## Goal A
In the post about music and growing wheat, which song did Katie point the writer to, and who performs it?
## Goal B
Carry on the post about music and growing wheat, starting right after its final sentence.

## Given text
++++++++

Self-reliance and sustainability in the 21st century.
I have schizophrenic musical tastes that run the gamut from the 70s Rock and Roll of my youth to some jazz, pop, and almost anything in between. Lady Gaga and Katie Perry are awesome. My father invited Michelle and me to the Kingston Symphony with him last spring for their “Opera” afternoon. I know, I know, you’re thinking “Opera”? What a snob! Well it wasn’t real opera. It was Opera’s “greatest hits,” and most of us can easily recognize opera music that we’ve heard in TV commercials and movies. I learned to love opera from the Bugs Bunny cartoons. The cartoon where Bugs Bunny is shaving Elmer Fudd with a straight razor uses Rossini’s “Barber of Seville” as the music. There were lots of opera songs used in cartoons. I don’t think I could sit through a 3-hour long marathon of one opera, but the greatest hits, sung in part by Julie Nesrallah from CBC Radio 2, were really enjoyable.
My daughter, who’s doing archeological digs around Ontario, has learned to enjoy country music while driving around in a van with her work crew. As much as I like to kid her about listening to Country, some of this stuff isn’t too bad. I started liking the Dixie Chicks when Natalie Maines told George Bush that as a mother she didn’t approve of young men dying in a needless war. And I liked Tim McGraw’s “Live Like You Were Dying”
Recently my daughter Katie pointed me to the most important song I’ve heard in a long time. It’s called “On the Combine” by High Valley. Check it out here.
Wow … it’s the best song and video ever. It speaks to my obsession with combine harvesters that started this summer when I grew my own wheat. I center my diet around grains ... breads, pasta, pizza, subs, waffles… all my favorite foods begin with wheat. Sorry Atkins’ Diet followers, but I haven’t gained a pound since high school. Guess it’s my metabolism. So after growing wheat and finding out what an insane amount of work it is I gained a huge appreciation for what most of us never think about when we’re getting that bagel from the coffee shop in the morning… it’s a miracle any of us can afford one! The economies of scale that industrial agriculture have achieved and the standard of living it has provided to all of us is truly the pinnacle of human endeavor. It’s not putting a man on the moon and it’s not getting 5,000 songs on a iPod the size of a cigarette lighter - nope, it’s the miracle of feeding 6 ½ billion people! In North America an increasingly smaller portion of the population works to feed the rest of us. And a growing percentage of the population is awfully dependent on a group they often hold in distain. Sort of a “Blue State” versus “Red Sate” thing.

++++++++

## Given data
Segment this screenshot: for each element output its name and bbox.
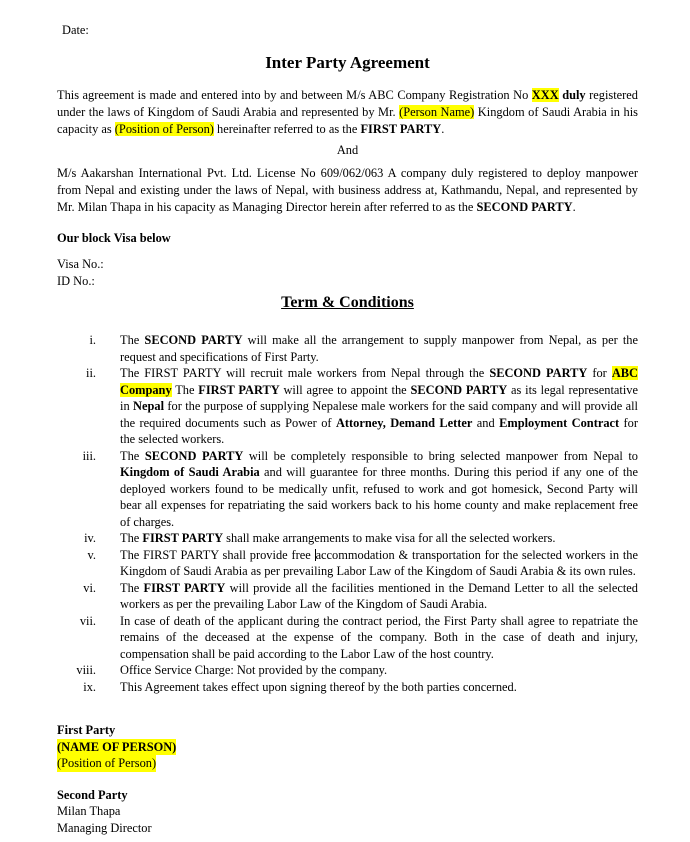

++++++++

## Task result A
"On the Combine" by High Valley.

## Task result B
Being a city refugee (cidiot) who now lives in a farming community I’ve been on both sides of the city/country divide and I’ve got to tell you that I’d rather spend time with people who grow food than people who program “apps” for smart phones. You might go into withdrawal if you’re out of cell service coverage and can’t plug into the matrix, but you can’t go very long without food. Most of us don’t grow it ourselves and are very indebted to the people who do. I guess this is why this song really resonates with me… “... every time I climb that ladder, takes me back to things that matter.” Harvesting wheat matters. “Workin’ real hard to keep it in a straight line, nothin’ you can do but pray for the sun to shine…” While you’re frolicking on the beach on a summer’s day some farmer’s blood pressure is through the roof wondering if the sun will hold so he can get that crop harvested. This country music talks about important stuff.
In my small town we have farmers and we have city refugees and often the two don’t mix. City refugees eat at “The Bakery.” Farmers eat at “The Corner Store.” At the lunch counter at The Corner Store you’d better be able to hold your own talking about the price of beef or how the hay harvest has been or you’re out of your element. I always feel a bit like a fish out of water at The Corner Store. That was until we had a workshop about “switchgrass” a couple of winters ago here in Tamworth. Farmers around here mostly produce beef and the prices have been low for years. Switchgrass is a perennial grass that converts sunlight into biomass very efficiently and can be grown to pelletize and burn for heat. As natural gas and other fossil fuel prices continue to rise, switchgrass could be a great crop. For my part of the presentation I discussed where we are in terms of energy in North America.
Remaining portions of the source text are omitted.